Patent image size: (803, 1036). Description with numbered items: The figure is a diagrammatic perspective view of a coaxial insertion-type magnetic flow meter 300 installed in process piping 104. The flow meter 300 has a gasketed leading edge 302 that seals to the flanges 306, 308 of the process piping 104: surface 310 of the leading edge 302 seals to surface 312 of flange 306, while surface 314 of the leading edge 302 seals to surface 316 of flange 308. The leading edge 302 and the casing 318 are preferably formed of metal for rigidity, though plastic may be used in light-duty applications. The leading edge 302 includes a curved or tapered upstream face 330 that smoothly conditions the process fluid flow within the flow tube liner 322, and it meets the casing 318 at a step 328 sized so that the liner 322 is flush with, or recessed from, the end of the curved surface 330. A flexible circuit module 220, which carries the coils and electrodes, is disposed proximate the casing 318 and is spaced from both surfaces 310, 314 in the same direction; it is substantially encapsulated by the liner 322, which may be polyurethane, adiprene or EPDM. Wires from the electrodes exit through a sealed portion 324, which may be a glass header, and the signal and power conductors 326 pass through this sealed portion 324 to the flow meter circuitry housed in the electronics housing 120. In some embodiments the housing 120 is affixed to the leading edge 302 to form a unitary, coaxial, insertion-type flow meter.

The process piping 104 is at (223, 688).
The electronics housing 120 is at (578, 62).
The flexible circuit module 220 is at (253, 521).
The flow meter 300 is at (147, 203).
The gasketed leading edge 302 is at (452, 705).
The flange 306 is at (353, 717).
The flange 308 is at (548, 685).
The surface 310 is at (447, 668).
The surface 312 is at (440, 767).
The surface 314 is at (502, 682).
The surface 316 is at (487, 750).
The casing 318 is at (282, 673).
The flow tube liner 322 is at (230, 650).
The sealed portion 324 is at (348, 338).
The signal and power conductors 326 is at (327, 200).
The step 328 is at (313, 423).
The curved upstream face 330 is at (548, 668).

* * * * *

:: DIRECTIONS ::
Please retype every item above word for word, keeping each line as it is.

:: SOLUTION TO THE EXERCISE ::
Patent image size: (803, 1036). Description with numbered items: The figure is a diagrammatic perspective view of a coaxial insertion-type magnetic flow meter 300 installed in process piping 104. The flow meter 300 has a gasketed leading edge 302 that seals to the flanges 306, 308 of the process piping 104: surface 310 of the leading edge 302 seals to surface 312 of flange 306, while surface 314 of the leading edge 302 seals to surface 316 of flange 308. The leading edge 302 and the casing 318 are preferably formed of metal for rigidity, though plastic may be used in light-duty applications. The leading edge 302 includes a curved or tapered upstream face 330 that smoothly conditions the process fluid flow within the flow tube liner 322, and it meets the casing 318 at a step 328 sized so that the liner 322 is flush with, or recessed from, the end of the curved surface 330. A flexible circuit module 220, which carries the coils and electrodes, is disposed proximate the casing 318 and is spaced from both surfaces 310, 314 in the same direction; it is substantially encapsulated by the liner 322, which may be polyurethane, adiprene or EPDM. Wires from the electrodes exit through a sealed portion 324, which may be a glass header, and the signal and power conductors 326 pass through this sealed portion 324 to the flow meter circuitry housed in the electronics housing 120. In some embodiments the housing 120 is affixed to the leading edge 302 to form a unitary, coaxial, insertion-type flow meter.

The process piping 104 is at (223, 688).
The electronics housing 120 is at (578, 62).
The flexible circuit module 220 is at (253, 521).
The flow meter 300 is at (147, 203).
The gasketed leading edge 302 is at (452, 705).
The flange 306 is at (353, 717).
The flange 308 is at (548, 685).
The surface 310 is at (447, 668).
The surface 312 is at (440, 767).
The surface 314 is at (502, 682).
The surface 316 is at (487, 750).
The casing 318 is at (282, 673).
The flow tube liner 322 is at (230, 650).
The sealed portion 324 is at (348, 338).
The signal and power conductors 326 is at (327, 200).
The step 328 is at (313, 423).
The curved upstream face 330 is at (548, 668).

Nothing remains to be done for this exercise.